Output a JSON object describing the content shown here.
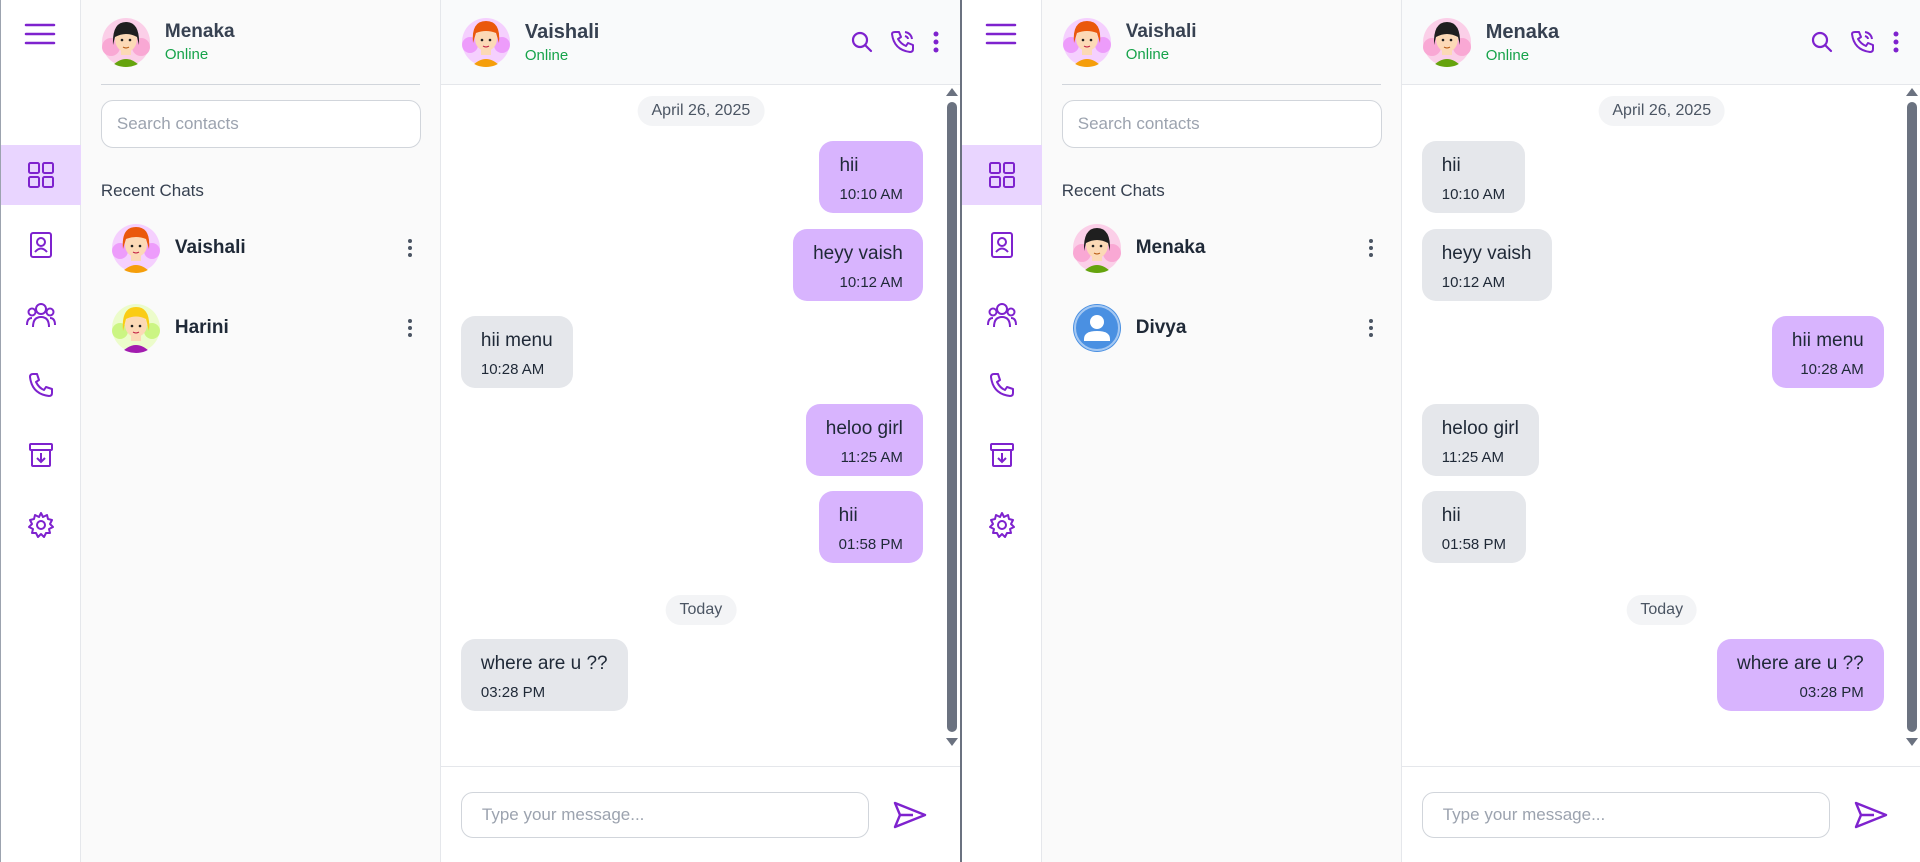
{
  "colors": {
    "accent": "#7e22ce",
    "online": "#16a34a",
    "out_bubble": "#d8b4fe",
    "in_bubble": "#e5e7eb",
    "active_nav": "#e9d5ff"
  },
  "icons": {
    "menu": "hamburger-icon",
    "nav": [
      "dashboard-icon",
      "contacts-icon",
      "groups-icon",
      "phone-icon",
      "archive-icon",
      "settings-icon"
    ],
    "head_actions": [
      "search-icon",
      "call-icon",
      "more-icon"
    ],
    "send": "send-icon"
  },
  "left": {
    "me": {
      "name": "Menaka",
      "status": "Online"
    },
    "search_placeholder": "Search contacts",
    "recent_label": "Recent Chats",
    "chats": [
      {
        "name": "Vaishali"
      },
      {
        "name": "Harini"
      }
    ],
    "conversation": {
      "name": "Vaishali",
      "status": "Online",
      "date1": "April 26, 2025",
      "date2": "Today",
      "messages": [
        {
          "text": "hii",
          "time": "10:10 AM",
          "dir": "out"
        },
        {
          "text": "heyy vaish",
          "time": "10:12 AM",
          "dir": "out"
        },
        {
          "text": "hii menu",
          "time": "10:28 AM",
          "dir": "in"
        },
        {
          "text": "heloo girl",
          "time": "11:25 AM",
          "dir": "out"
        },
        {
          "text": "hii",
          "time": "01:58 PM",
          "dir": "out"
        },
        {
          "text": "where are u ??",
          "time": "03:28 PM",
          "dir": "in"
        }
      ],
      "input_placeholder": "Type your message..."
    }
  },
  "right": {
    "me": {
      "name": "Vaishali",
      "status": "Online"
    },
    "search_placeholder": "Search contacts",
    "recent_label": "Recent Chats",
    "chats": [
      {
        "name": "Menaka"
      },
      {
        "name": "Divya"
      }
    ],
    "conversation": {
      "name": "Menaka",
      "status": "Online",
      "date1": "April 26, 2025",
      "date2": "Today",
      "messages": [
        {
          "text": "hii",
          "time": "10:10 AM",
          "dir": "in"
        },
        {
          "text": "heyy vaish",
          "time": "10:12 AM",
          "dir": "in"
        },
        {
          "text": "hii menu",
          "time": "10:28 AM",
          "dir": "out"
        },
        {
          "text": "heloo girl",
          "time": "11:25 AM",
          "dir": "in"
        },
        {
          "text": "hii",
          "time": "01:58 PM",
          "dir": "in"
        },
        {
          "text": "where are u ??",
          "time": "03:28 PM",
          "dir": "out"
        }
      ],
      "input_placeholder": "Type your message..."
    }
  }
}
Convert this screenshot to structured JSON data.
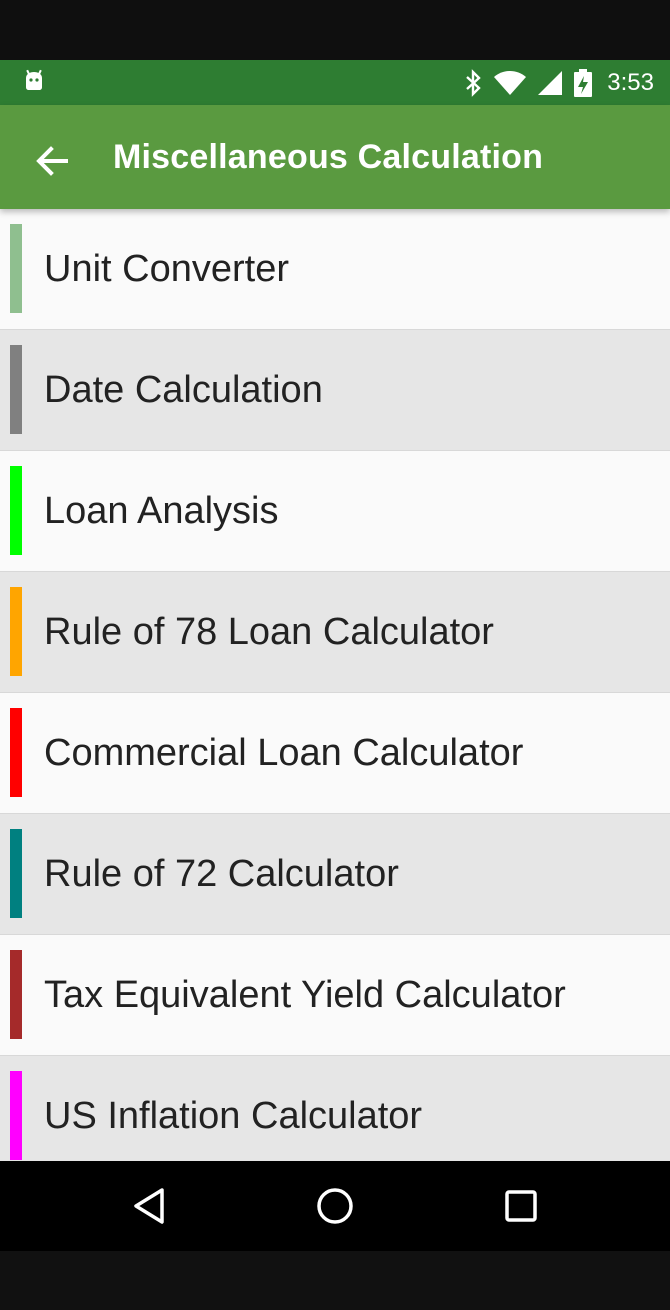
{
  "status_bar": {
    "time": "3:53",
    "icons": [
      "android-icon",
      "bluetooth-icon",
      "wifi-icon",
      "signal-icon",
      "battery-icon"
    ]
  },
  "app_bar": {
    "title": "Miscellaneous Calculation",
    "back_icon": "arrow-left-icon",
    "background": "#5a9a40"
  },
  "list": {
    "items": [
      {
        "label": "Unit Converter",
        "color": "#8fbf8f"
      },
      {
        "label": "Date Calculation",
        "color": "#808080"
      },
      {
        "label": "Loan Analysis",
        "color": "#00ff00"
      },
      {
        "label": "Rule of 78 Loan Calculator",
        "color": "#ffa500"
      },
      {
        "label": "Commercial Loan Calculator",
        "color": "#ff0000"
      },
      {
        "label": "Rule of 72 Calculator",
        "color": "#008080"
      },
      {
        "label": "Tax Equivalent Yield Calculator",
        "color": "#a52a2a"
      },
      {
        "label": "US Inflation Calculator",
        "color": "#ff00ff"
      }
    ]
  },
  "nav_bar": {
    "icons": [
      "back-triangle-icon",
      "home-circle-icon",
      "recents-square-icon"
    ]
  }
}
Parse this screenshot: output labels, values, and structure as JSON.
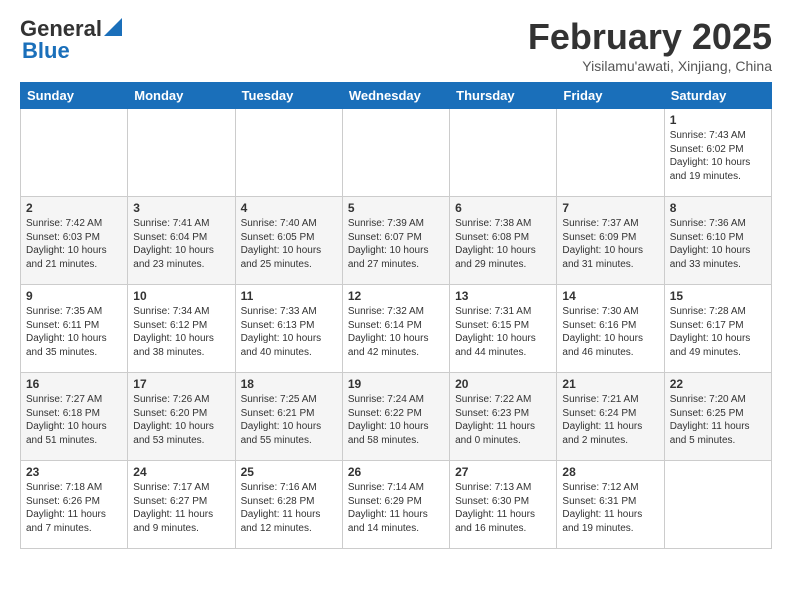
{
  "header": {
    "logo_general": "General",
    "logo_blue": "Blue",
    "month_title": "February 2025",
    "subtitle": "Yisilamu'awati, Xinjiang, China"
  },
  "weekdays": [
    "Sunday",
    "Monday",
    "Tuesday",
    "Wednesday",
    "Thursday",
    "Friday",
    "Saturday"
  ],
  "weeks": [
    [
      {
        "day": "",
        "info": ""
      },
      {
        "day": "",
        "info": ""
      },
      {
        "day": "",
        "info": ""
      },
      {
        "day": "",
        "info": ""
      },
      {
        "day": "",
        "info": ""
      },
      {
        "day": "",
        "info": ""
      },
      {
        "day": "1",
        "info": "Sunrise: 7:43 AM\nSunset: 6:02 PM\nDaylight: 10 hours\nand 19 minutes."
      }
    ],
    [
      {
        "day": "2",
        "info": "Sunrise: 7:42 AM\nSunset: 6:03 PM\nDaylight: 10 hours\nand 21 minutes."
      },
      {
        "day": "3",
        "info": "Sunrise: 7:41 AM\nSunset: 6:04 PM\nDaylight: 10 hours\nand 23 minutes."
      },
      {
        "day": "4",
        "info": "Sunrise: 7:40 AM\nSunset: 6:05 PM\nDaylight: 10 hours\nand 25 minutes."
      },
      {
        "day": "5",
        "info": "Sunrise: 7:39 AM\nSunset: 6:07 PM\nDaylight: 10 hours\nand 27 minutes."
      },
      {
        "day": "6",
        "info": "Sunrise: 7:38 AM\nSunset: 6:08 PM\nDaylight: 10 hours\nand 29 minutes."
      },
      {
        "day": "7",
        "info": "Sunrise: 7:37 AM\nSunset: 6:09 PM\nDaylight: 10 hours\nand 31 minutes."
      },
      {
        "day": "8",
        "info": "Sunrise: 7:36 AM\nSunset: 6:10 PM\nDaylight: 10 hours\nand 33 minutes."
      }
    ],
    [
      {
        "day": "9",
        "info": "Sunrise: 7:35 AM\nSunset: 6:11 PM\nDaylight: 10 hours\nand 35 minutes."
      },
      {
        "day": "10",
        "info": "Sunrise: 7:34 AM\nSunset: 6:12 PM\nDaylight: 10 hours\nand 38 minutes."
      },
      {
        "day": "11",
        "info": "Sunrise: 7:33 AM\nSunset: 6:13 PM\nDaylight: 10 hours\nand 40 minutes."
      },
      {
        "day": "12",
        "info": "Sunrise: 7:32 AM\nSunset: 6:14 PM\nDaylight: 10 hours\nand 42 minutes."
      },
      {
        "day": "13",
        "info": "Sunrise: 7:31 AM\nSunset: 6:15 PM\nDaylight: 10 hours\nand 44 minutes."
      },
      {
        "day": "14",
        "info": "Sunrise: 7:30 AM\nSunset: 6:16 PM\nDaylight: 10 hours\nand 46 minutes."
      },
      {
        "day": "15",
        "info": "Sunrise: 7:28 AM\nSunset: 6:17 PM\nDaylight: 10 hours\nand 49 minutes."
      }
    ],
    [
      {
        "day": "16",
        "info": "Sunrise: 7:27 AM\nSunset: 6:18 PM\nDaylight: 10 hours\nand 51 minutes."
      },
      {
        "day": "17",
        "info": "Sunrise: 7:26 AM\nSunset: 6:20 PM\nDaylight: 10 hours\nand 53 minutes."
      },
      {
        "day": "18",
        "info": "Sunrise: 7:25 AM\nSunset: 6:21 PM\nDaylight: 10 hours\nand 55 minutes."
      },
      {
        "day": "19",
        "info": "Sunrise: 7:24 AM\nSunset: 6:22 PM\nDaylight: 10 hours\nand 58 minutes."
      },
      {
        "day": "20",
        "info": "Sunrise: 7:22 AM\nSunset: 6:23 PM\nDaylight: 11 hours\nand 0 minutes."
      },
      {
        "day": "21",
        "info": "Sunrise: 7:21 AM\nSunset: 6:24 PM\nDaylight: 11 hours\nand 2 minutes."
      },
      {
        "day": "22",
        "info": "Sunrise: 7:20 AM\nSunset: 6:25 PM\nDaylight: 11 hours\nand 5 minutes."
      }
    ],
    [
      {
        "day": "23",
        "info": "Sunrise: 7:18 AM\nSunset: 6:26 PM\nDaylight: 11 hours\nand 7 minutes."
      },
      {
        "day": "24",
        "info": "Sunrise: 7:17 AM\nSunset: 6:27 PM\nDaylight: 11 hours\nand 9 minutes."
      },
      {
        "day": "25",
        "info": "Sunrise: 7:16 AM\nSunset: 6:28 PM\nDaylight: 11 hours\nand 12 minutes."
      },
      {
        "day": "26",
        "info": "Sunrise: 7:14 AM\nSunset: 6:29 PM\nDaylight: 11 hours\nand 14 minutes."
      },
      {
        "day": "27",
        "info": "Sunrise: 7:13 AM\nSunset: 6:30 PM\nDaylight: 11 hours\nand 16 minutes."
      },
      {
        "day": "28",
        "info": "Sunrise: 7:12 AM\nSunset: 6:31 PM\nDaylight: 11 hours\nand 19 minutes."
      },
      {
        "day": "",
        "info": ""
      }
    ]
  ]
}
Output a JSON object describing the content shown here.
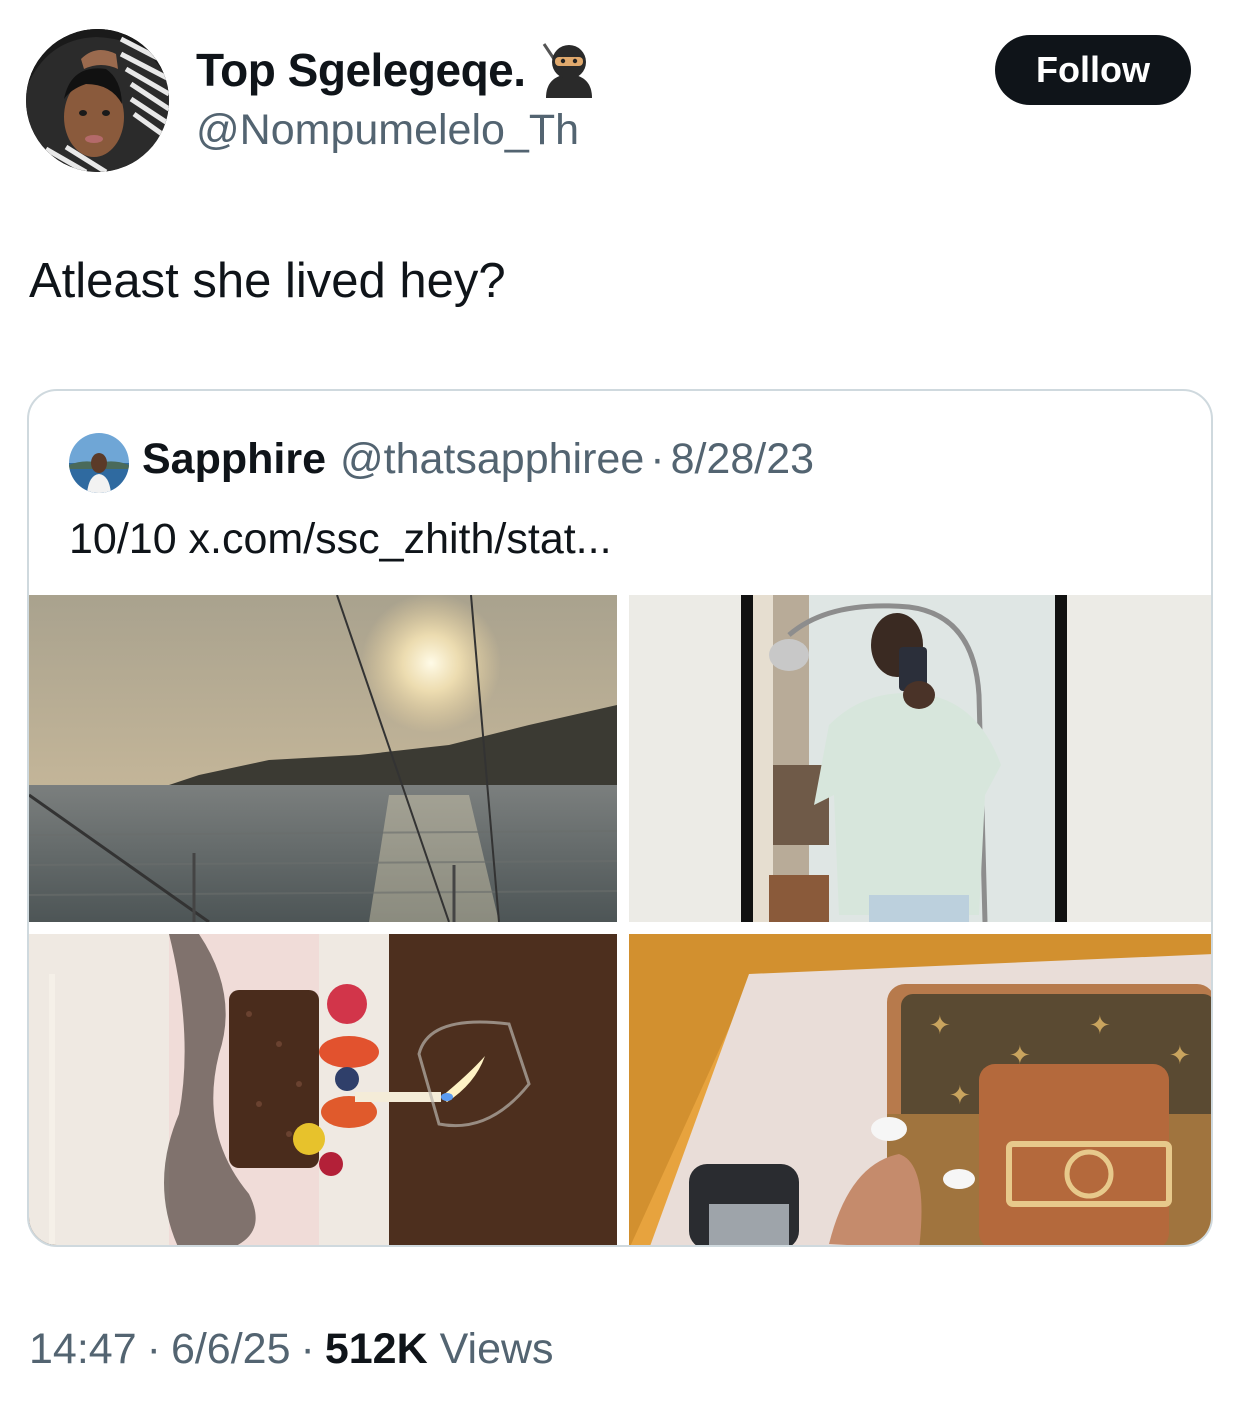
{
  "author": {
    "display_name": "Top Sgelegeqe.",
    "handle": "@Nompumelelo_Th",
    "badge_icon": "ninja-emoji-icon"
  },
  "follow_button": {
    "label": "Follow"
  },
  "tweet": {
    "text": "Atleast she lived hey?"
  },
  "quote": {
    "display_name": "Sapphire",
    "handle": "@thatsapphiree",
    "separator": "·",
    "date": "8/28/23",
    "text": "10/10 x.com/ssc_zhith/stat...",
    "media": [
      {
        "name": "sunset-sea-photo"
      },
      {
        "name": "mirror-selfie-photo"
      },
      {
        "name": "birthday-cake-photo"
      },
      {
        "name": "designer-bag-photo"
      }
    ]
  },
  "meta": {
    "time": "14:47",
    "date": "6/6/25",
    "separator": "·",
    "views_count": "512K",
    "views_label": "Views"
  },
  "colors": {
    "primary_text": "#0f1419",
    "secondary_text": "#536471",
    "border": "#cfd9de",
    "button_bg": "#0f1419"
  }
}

● Exercise goal
Copy each line of the listing that holds the word "this".

● Finished exercise
Convert this screenshot to structured JSON data.
Parse this screenshot: output labels, values, and structure as JSON.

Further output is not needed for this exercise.